**SUPPLIED INFORMATION**
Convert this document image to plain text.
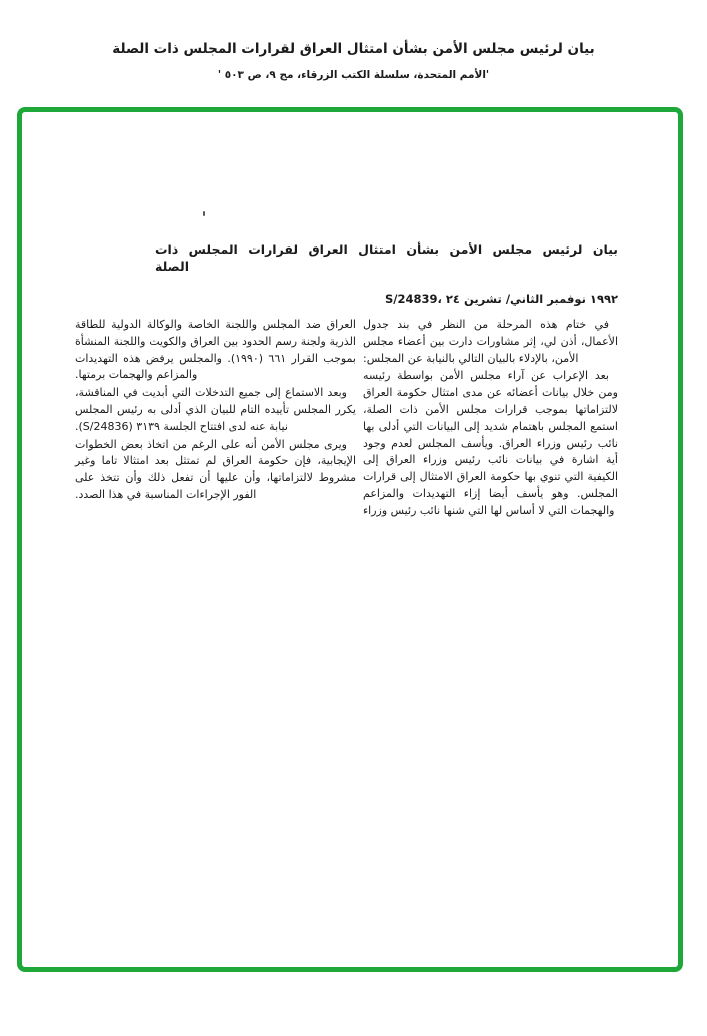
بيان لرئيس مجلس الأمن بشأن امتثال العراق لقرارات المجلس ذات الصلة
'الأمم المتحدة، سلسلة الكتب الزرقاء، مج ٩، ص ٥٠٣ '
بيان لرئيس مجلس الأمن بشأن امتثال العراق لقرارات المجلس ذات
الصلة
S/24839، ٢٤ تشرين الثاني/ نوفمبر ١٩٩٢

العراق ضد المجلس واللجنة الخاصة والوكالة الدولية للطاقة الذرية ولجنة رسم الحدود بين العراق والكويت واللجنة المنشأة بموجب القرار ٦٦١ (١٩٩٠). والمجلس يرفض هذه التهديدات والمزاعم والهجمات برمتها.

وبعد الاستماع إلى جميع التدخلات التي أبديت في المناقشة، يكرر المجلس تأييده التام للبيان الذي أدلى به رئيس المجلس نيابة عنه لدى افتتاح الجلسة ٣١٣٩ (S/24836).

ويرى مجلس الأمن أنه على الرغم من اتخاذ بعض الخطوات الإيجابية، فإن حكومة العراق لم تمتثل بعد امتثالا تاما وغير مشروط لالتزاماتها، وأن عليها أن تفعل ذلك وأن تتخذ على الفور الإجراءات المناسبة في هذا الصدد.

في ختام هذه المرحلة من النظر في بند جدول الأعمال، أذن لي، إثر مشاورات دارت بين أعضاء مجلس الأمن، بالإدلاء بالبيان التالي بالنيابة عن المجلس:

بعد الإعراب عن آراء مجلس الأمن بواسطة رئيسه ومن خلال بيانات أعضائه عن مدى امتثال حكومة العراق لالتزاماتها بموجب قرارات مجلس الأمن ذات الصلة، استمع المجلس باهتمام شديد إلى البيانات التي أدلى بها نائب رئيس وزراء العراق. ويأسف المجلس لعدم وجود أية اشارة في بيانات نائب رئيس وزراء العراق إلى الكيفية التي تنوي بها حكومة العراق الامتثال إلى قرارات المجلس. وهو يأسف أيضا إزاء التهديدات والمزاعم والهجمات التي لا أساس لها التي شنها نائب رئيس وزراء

...

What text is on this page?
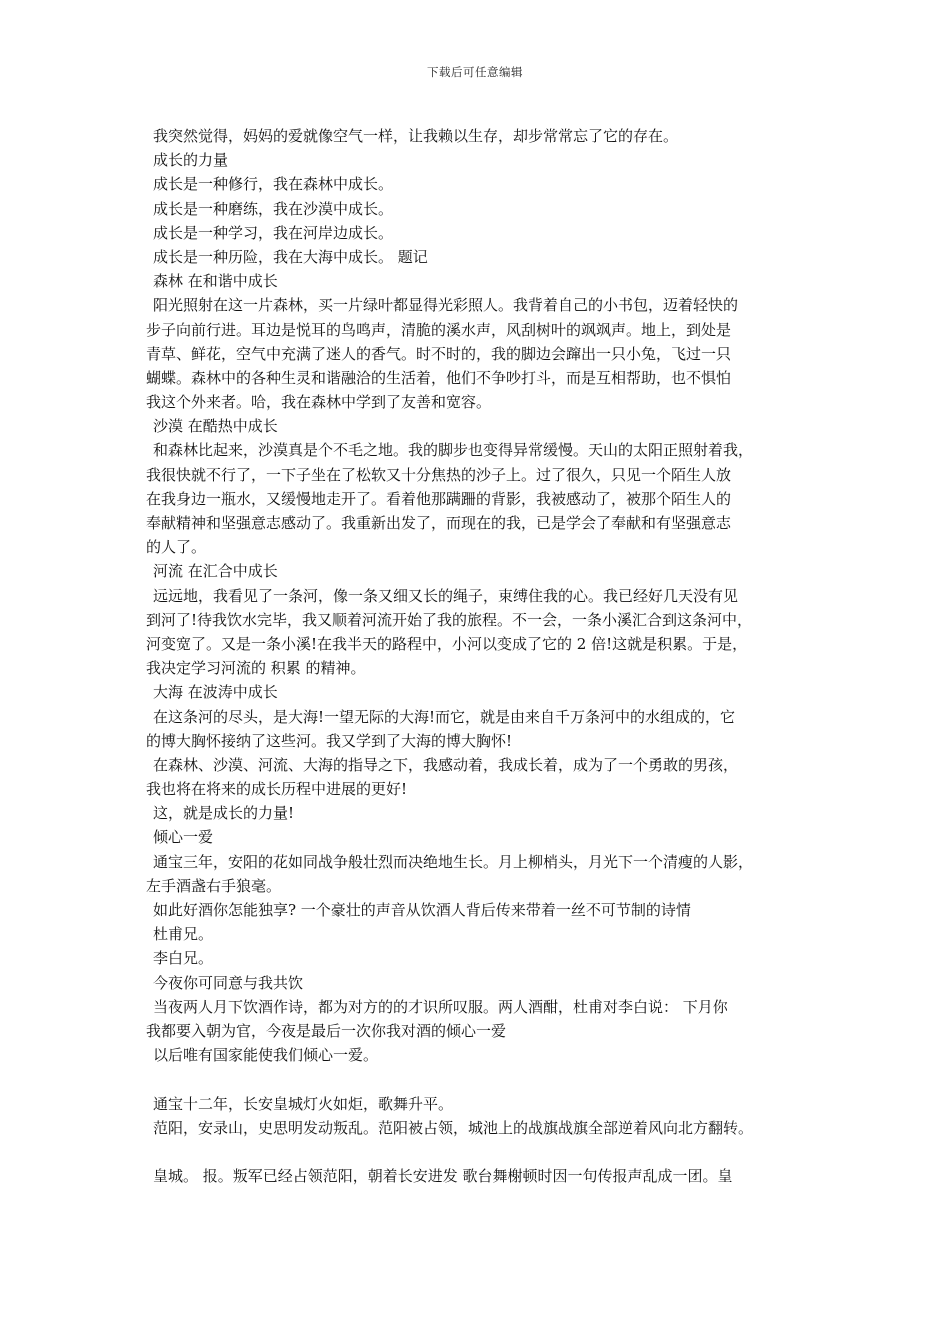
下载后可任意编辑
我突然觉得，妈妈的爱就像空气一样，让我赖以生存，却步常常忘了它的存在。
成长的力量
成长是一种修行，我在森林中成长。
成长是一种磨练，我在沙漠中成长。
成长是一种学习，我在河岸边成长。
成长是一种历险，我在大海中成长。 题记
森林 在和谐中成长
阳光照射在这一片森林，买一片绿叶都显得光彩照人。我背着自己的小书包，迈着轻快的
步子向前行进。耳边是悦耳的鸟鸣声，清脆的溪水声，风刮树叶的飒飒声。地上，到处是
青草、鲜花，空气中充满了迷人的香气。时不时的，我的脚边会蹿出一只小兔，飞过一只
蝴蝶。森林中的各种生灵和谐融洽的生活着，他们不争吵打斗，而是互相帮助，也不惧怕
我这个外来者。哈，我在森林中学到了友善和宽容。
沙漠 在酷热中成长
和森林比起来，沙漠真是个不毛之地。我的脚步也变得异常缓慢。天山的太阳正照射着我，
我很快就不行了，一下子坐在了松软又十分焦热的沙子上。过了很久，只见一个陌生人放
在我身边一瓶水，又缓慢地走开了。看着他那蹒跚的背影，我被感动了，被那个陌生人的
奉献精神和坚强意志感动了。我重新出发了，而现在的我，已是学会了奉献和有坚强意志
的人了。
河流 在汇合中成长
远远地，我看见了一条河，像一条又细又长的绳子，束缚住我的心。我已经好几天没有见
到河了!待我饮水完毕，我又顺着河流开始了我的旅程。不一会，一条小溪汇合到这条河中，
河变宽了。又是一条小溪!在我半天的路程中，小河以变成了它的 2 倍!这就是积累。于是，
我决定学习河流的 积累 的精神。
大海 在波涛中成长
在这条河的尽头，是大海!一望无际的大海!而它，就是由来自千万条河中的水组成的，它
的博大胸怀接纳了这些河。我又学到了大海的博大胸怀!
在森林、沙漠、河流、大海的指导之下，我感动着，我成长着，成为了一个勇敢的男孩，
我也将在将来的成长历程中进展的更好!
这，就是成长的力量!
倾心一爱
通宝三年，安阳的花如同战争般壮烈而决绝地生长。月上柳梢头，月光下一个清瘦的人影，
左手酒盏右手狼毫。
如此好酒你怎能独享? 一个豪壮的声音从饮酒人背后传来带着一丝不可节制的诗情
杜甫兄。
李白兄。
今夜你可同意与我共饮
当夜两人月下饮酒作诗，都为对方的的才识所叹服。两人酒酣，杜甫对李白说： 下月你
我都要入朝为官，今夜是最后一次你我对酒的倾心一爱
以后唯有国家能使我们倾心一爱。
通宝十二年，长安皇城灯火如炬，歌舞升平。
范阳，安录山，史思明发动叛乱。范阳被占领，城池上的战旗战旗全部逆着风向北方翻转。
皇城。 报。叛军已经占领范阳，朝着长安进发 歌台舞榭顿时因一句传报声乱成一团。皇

**AIM**
Which lines hold the word "بشأن"? Show each one.

**RESPONSE**
بيان لرئيس مجلس الأمن بشأن امتثال العراق لقرارات المجلس ذات الصلة
بيان لرئيس مجلس الأمن بشأن امتثال العراق لقرارات المجلس ذات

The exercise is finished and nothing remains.